Task description:
Each entry that follows is to be retyped exactly. Pictures do not belong in the copy.

* Start Material for this task *

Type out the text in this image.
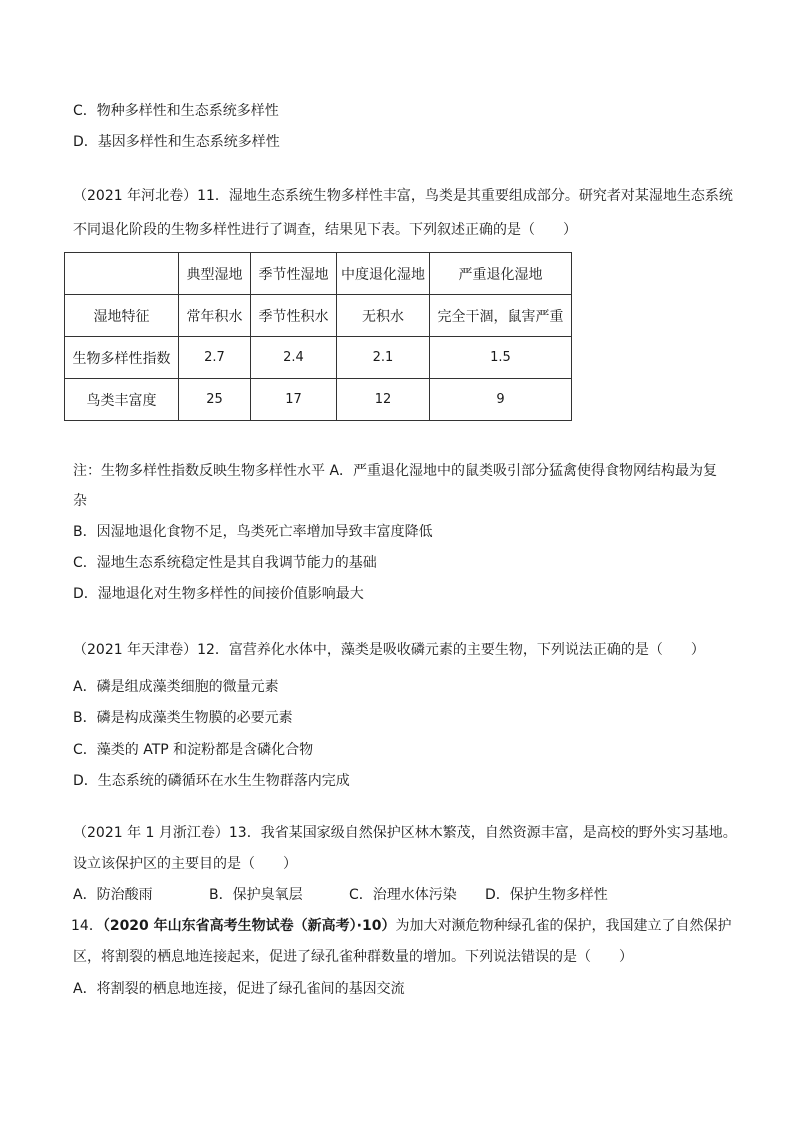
C．物种多样性和生态系统多样性
D．基因多样性和生态系统多样性
（2021 年河北卷）11．湿地生态系统生物多样性丰富，鸟类是其重要组成部分。研究者对某湿地生态系统
不同退化阶段的生物多样性进行了调查，结果见下表。下列叙述正确的是（　　）
	典型湿地	季节性湿地	中度退化湿地	严重退化湿地
湿地特征	常年积水	季节性积水	无积水	完全干涸，鼠害严重
生物多样性指数	2.7	2.4	2.1	1.5
鸟类丰富度	25	17	12	9
注：生物多样性指数反映生物多样性水平 A．严重退化湿地中的鼠类吸引部分猛禽使得食物网结构最为复
杂
B．因湿地退化食物不足，鸟类死亡率增加导致丰富度降低
C．湿地生态系统稳定性是其自我调节能力的基础
D．湿地退化对生物多样性的间接价值影响最大
（2021 年天津卷）12．富营养化水体中，藻类是吸收磷元素的主要生物，下列说法正确的是（　　）
A．磷是组成藻类细胞的微量元素
B．磷是构成藻类生物膜的必要元素
C．藻类的 ATP 和淀粉都是含磷化合物
D．生态系统的磷循环在水生生物群落内完成
（2021 年 1 月浙江卷）13．我省某国家级自然保护区林木繁茂，自然资源丰富，是高校的野外实习基地。
设立该保护区的主要目的是（　　）
A．防治酸雨	B．保护臭氧层	C．治理水体污染 D．保护生物多样性
14．（2020 年山东省高考生物试卷（新高考）·10）为加大对濒危物种绿孔雀的保护，我国建立了自然保护
区，将割裂的栖息地连接起来，促进了绿孔雀种群数量的增加。下列说法错误的是（　　）
A．将割裂的栖息地连接，促进了绿孔雀间的基因交流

* End Material for this task *

Solution to the problem:
Type out the text in this image.
C．物种多样性和生态系统多样性
D．基因多样性和生态系统多样性
（2021 年河北卷）11．湿地生态系统生物多样性丰富，鸟类是其重要组成部分。研究者对某湿地生态系统
不同退化阶段的生物多样性进行了调查，结果见下表。下列叙述正确的是（　　）
	典型湿地	季节性湿地	中度退化湿地	严重退化湿地
湿地特征	常年积水	季节性积水	无积水	完全干涸，鼠害严重
生物多样性指数	2.7	2.4	2.1	1.5
鸟类丰富度	25	17	12	9
注：生物多样性指数反映生物多样性水平 A．严重退化湿地中的鼠类吸引部分猛禽使得食物网结构最为复
杂
B．因湿地退化食物不足，鸟类死亡率增加导致丰富度降低
C．湿地生态系统稳定性是其自我调节能力的基础
D．湿地退化对生物多样性的间接价值影响最大
（2021 年天津卷）12．富营养化水体中，藻类是吸收磷元素的主要生物，下列说法正确的是（　　）
A．磷是组成藻类细胞的微量元素
B．磷是构成藻类生物膜的必要元素
C．藻类的 ATP 和淀粉都是含磷化合物
D．生态系统的磷循环在水生生物群落内完成
（2021 年 1 月浙江卷）13．我省某国家级自然保护区林木繁茂，自然资源丰富，是高校的野外实习基地。
设立该保护区的主要目的是（　　）
A．防治酸雨	B．保护臭氧层	C．治理水体污染 D．保护生物多样性
14．（2020 年山东省高考生物试卷（新高考）·10）为加大对濒危物种绿孔雀的保护，我国建立了自然保护
区，将割裂的栖息地连接起来，促进了绿孔雀种群数量的增加。下列说法错误的是（　　）
A．将割裂的栖息地连接，促进了绿孔雀间的基因交流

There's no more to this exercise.